_TASK BRIEF_.
Using the listing below, please gather every line containing the word "Loss".

_MATERIAL PROVIDED_.
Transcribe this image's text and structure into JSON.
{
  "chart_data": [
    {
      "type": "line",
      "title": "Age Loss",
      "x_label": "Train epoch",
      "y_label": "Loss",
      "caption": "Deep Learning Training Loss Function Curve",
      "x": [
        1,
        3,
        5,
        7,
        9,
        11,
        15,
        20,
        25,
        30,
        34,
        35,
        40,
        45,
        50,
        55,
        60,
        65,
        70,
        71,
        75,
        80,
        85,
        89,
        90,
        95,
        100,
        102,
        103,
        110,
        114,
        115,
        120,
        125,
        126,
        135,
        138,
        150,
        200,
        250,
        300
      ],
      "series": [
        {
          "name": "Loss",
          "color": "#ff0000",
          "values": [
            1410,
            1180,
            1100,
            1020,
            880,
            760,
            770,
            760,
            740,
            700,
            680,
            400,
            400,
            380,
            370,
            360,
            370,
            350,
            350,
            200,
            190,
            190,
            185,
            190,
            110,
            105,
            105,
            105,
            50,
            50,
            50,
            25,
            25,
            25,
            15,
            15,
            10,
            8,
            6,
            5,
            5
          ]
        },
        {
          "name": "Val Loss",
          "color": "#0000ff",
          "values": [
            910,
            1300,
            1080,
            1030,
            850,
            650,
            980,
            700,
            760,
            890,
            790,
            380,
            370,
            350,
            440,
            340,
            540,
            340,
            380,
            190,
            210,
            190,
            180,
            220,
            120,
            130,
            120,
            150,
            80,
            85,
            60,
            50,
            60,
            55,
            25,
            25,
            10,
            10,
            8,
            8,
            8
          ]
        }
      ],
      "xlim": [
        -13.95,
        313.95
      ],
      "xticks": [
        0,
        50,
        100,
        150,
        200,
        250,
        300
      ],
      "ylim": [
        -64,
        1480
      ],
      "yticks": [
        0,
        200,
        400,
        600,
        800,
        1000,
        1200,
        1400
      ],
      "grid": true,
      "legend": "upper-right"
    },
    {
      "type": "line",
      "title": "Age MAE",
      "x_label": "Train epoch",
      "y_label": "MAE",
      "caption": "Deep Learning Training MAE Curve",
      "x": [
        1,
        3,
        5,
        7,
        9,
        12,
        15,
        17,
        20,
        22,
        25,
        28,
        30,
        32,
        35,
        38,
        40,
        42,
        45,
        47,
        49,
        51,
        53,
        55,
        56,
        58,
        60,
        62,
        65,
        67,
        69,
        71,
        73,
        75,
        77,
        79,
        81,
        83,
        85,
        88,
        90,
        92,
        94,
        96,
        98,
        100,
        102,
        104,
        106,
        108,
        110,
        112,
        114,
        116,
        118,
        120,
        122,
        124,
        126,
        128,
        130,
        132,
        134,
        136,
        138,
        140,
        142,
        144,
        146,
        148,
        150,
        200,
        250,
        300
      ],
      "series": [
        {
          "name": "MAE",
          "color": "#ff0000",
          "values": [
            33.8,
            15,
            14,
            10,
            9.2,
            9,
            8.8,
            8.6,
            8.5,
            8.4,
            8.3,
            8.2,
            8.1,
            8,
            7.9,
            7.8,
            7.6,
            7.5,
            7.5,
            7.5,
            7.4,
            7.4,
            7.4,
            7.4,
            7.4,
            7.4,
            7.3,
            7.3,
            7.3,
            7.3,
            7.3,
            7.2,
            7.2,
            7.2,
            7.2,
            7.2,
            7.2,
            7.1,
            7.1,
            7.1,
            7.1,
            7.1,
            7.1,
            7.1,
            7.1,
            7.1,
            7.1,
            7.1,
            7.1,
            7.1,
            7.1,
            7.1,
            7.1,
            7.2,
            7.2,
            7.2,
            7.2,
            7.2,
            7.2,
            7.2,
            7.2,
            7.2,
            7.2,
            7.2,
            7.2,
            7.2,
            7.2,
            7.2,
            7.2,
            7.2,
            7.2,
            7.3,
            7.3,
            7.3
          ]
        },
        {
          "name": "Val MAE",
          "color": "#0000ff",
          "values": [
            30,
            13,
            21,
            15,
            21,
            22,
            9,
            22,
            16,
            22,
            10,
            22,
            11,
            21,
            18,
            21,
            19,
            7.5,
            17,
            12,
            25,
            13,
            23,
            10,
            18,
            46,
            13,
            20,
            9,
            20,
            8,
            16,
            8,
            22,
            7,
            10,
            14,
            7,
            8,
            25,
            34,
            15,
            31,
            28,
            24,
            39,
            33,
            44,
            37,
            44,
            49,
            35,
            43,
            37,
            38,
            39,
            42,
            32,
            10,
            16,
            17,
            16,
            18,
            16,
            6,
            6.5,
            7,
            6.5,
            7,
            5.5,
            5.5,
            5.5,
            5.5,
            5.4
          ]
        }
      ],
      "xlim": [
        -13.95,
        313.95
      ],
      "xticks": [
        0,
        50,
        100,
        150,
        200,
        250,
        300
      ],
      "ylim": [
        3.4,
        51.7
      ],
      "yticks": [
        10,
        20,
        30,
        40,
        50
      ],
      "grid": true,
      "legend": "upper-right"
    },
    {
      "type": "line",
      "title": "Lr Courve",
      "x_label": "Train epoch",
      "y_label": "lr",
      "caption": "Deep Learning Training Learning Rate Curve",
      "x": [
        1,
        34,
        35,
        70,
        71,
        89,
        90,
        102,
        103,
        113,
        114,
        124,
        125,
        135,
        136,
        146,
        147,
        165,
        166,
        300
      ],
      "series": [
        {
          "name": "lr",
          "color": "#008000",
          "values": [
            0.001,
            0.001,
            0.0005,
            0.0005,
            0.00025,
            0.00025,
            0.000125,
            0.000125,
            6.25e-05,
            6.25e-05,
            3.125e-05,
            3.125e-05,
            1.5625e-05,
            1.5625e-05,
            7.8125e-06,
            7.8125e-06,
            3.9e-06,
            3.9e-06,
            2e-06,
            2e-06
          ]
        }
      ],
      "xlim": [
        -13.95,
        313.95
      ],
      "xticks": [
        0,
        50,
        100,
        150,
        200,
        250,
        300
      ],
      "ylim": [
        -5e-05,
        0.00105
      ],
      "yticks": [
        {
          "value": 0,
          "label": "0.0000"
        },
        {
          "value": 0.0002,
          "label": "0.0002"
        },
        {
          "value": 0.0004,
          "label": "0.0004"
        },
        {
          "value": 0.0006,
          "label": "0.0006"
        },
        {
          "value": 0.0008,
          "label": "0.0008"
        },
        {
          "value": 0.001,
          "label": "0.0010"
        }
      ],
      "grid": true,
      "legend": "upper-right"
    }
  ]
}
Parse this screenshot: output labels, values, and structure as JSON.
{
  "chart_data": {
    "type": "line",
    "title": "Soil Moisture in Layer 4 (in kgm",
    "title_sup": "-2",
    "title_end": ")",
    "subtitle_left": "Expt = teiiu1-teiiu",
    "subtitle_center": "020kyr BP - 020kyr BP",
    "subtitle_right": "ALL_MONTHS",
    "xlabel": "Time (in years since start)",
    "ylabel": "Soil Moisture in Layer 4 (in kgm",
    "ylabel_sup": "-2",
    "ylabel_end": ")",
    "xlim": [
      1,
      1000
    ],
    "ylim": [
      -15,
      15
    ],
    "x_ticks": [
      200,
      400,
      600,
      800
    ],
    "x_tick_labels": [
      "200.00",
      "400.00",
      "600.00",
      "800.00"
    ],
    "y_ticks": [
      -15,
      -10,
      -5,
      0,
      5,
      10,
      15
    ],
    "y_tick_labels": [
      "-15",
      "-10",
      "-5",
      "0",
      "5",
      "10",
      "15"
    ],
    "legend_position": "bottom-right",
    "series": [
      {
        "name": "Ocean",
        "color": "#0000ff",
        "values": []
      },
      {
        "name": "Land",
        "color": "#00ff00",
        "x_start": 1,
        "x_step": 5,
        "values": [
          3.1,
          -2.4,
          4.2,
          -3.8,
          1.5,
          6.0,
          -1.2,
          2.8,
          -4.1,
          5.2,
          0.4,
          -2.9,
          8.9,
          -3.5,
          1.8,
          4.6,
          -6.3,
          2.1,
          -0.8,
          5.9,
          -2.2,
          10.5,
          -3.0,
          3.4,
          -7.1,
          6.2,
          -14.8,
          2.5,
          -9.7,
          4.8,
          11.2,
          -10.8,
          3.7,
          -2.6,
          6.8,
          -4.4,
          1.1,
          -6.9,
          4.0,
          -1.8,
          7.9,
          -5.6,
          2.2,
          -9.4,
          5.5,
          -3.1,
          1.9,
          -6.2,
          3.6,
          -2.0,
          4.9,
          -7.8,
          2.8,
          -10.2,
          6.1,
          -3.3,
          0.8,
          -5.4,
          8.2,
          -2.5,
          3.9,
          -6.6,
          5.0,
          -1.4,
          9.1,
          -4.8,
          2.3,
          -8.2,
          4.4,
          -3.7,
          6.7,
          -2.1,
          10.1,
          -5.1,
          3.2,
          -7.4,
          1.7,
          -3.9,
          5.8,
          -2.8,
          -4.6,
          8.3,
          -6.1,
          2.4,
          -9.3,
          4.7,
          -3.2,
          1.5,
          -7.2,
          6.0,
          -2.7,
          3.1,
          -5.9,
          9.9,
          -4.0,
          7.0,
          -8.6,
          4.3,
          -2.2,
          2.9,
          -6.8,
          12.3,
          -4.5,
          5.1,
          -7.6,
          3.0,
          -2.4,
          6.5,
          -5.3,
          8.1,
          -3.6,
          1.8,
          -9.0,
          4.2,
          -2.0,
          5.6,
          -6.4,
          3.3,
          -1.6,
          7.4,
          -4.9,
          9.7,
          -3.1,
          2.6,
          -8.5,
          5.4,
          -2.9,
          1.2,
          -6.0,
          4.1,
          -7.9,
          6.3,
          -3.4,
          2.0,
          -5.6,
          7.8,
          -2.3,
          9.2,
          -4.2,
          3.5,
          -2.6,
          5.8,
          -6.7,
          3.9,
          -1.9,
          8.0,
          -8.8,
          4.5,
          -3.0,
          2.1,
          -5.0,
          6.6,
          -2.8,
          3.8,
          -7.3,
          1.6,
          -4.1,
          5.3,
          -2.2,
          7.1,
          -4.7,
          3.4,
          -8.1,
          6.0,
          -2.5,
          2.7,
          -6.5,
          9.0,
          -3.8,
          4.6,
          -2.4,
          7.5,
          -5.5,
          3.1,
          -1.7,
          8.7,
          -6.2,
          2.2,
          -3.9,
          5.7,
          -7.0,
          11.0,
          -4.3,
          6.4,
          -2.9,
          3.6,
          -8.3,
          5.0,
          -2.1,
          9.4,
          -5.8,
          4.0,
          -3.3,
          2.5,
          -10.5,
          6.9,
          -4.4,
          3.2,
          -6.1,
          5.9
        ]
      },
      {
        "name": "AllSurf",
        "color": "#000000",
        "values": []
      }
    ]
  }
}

_EXPECTED OUTPUT_.
      "title": "Age Loss",
      "y_label": "Loss",
      "caption": "Deep Learning Training Loss Function Curve",
          "name": "Loss",
          "name": "Val Loss",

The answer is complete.